DATA:
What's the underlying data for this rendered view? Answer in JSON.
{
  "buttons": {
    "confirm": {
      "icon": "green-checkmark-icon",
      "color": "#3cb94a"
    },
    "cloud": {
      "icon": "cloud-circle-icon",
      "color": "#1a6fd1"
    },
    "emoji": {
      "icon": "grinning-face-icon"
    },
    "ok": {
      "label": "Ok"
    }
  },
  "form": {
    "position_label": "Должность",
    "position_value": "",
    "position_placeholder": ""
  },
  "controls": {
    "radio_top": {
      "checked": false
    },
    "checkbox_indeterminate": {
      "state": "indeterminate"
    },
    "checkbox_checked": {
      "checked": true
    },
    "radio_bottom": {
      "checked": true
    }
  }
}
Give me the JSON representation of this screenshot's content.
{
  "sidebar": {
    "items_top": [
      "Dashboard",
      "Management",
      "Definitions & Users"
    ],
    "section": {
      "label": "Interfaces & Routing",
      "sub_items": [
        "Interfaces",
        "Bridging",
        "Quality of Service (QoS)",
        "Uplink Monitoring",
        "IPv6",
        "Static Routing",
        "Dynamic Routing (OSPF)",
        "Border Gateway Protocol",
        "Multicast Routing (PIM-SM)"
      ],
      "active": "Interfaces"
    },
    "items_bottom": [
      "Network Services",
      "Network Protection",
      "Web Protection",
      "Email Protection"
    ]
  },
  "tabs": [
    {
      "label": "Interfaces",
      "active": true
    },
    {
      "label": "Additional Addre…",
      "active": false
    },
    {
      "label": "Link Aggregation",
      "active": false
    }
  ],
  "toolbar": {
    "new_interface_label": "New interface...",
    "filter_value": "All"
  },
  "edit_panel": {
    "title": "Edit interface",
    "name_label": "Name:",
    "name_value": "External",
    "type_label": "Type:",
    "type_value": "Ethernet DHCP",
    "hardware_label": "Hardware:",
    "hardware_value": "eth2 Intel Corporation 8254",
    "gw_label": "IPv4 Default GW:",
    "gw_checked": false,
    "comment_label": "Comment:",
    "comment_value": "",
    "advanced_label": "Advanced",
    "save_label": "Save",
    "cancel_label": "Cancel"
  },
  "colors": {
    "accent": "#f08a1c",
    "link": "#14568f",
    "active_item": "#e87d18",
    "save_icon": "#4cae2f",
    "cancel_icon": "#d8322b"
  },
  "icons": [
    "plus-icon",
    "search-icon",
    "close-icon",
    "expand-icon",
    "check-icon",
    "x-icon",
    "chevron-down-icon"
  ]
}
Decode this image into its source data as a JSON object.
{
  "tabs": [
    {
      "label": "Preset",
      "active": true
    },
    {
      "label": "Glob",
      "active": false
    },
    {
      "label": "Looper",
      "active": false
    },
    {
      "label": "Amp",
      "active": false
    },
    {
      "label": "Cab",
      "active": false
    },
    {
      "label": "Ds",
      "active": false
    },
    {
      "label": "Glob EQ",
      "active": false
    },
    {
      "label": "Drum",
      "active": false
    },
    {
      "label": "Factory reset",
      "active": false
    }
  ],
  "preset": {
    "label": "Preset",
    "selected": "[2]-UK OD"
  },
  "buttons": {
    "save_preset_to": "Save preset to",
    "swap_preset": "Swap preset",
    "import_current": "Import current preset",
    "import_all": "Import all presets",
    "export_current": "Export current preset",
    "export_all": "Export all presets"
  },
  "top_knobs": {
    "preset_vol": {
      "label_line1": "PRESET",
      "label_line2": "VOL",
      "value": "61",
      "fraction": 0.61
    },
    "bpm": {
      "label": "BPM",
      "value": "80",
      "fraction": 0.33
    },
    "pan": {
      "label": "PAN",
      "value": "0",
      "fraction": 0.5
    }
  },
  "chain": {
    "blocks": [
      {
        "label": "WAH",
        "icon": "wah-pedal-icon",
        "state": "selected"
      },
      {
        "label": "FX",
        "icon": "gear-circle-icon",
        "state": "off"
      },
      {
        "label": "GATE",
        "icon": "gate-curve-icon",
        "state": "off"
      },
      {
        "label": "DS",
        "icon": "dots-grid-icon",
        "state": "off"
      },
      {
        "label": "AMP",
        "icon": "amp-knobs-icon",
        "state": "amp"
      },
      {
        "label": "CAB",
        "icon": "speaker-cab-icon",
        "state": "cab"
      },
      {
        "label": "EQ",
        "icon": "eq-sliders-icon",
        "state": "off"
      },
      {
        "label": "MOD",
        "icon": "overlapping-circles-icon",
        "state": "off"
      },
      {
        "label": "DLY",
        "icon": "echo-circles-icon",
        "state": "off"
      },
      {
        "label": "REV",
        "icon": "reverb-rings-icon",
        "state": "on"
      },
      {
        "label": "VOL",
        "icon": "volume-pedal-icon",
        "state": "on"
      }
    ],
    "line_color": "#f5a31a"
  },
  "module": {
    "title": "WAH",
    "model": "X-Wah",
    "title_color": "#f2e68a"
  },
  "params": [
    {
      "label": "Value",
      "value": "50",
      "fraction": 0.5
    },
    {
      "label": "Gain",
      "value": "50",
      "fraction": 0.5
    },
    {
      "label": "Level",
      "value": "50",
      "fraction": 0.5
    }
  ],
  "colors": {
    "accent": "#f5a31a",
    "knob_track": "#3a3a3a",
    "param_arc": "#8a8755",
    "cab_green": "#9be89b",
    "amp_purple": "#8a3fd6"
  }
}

WORK TO DO: Among the lines of the material, find those that hold the word "Protection" and copy them.

WRITTEN SOLUTION:
      "Network Protection",
      "Web Protection",
      "Email Protection"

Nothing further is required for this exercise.